--- MATERIAL ---

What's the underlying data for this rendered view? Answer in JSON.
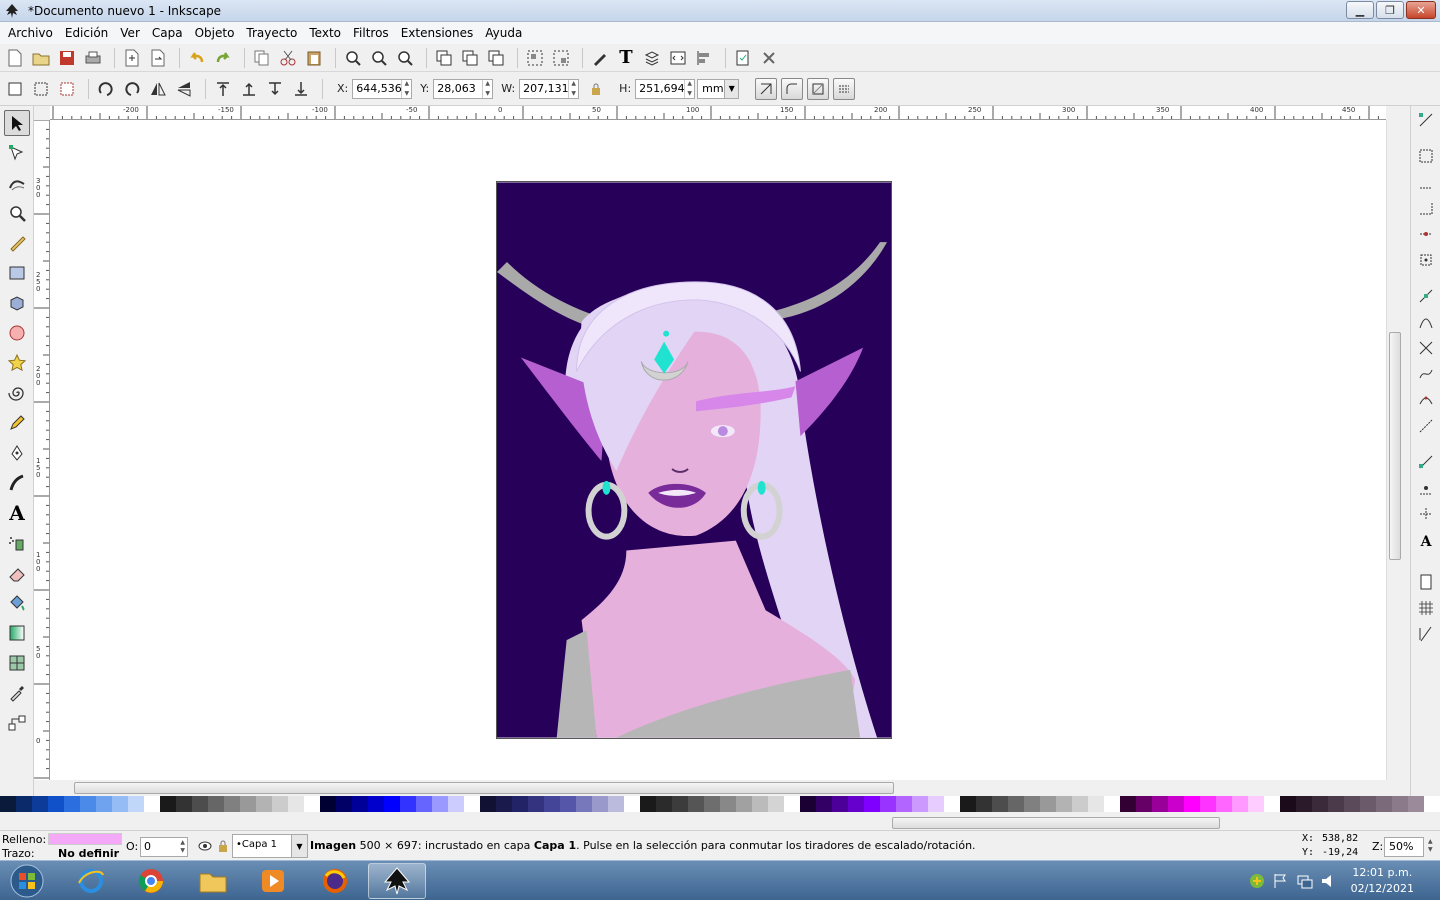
{
  "window": {
    "title": "*Documento nuevo 1 - Inkscape"
  },
  "menu": [
    "Archivo",
    "Edición",
    "Ver",
    "Capa",
    "Objeto",
    "Trayecto",
    "Texto",
    "Filtros",
    "Extensiones",
    "Ayuda"
  ],
  "selector": {
    "x_label": "X:",
    "x_value": "644,536",
    "y_label": "Y:",
    "y_value": "28,063",
    "w_label": "W:",
    "w_value": "207,131",
    "h_label": "H:",
    "h_value": "251,694",
    "unit": "mm"
  },
  "rulers": {
    "top": [
      "-200",
      "-150",
      "-100",
      "-50",
      "0",
      "50",
      "100",
      "150",
      "200",
      "250",
      "300",
      "350",
      "400",
      "450"
    ],
    "left": [
      "3\n0\n0",
      "2\n5\n0",
      "2\n0\n0",
      "1\n5\n0",
      "1\n0\n0",
      "5\n0",
      "0"
    ]
  },
  "status": {
    "fill_label": "Relleno:",
    "stroke_label": "Trazo:",
    "stroke_value": "No definir",
    "opacity_label": "O:",
    "opacity_value": "0",
    "layer": "•Capa 1",
    "message_bold": "Imagen",
    "message": " 500 × 697: incrustado en capa ",
    "message_layer": "Capa 1",
    "message_tail": ". Pulse en la selección para conmutar los tiradores de escalado/rotación.",
    "coord_x_label": "X:",
    "coord_x": "538,82",
    "coord_y_label": "Y:",
    "coord_y": "-19,24",
    "zoom_label": "Z:",
    "zoom_value": "50%"
  },
  "taskbar": {
    "time": "12:01 p.m.",
    "date": "02/12/2021"
  },
  "colors": {
    "artwork_bg": "#260059",
    "skin": "#e6b0dc",
    "hair": "#e2d4f5",
    "horns": "#a9a9a9",
    "ears": "#b65fd0",
    "gems": "#1fe3d0",
    "lips": "#7a2b9a",
    "fill_swatch": "#f3a9f7"
  }
}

---

* _THE REQUEST_
Output the records above exactly as they are, leaving out the pictures.

* _SOLUTION TO THIS PROBLEM_
What's the underlying data for this rendered view? Answer in JSON.
{
  "window": {
    "title": "*Documento nuevo 1 - Inkscape"
  },
  "menu": [
    "Archivo",
    "Edición",
    "Ver",
    "Capa",
    "Objeto",
    "Trayecto",
    "Texto",
    "Filtros",
    "Extensiones",
    "Ayuda"
  ],
  "selector": {
    "x_label": "X:",
    "x_value": "644,536",
    "y_label": "Y:",
    "y_value": "28,063",
    "w_label": "W:",
    "w_value": "207,131",
    "h_label": "H:",
    "h_value": "251,694",
    "unit": "mm"
  },
  "rulers": {
    "top": [
      "-200",
      "-150",
      "-100",
      "-50",
      "0",
      "50",
      "100",
      "150",
      "200",
      "250",
      "300",
      "350",
      "400",
      "450"
    ],
    "left": [
      "3\n0\n0",
      "2\n5\n0",
      "2\n0\n0",
      "1\n5\n0",
      "1\n0\n0",
      "5\n0",
      "0"
    ]
  },
  "status": {
    "fill_label": "Relleno:",
    "stroke_label": "Trazo:",
    "stroke_value": "No definir",
    "opacity_label": "O:",
    "opacity_value": "0",
    "layer": "•Capa 1",
    "message_bold": "Imagen",
    "message": " 500 × 697: incrustado en capa ",
    "message_layer": "Capa 1",
    "message_tail": ". Pulse en la selección para conmutar los tiradores de escalado/rotación.",
    "coord_x_label": "X:",
    "coord_x": "538,82",
    "coord_y_label": "Y:",
    "coord_y": "-19,24",
    "zoom_label": "Z:",
    "zoom_value": "50%"
  },
  "taskbar": {
    "time": "12:01 p.m.",
    "date": "02/12/2021"
  },
  "colors": {
    "artwork_bg": "#260059",
    "skin": "#e6b0dc",
    "hair": "#e2d4f5",
    "horns": "#a9a9a9",
    "ears": "#b65fd0",
    "gems": "#1fe3d0",
    "lips": "#7a2b9a",
    "fill_swatch": "#f3a9f7"
  }
}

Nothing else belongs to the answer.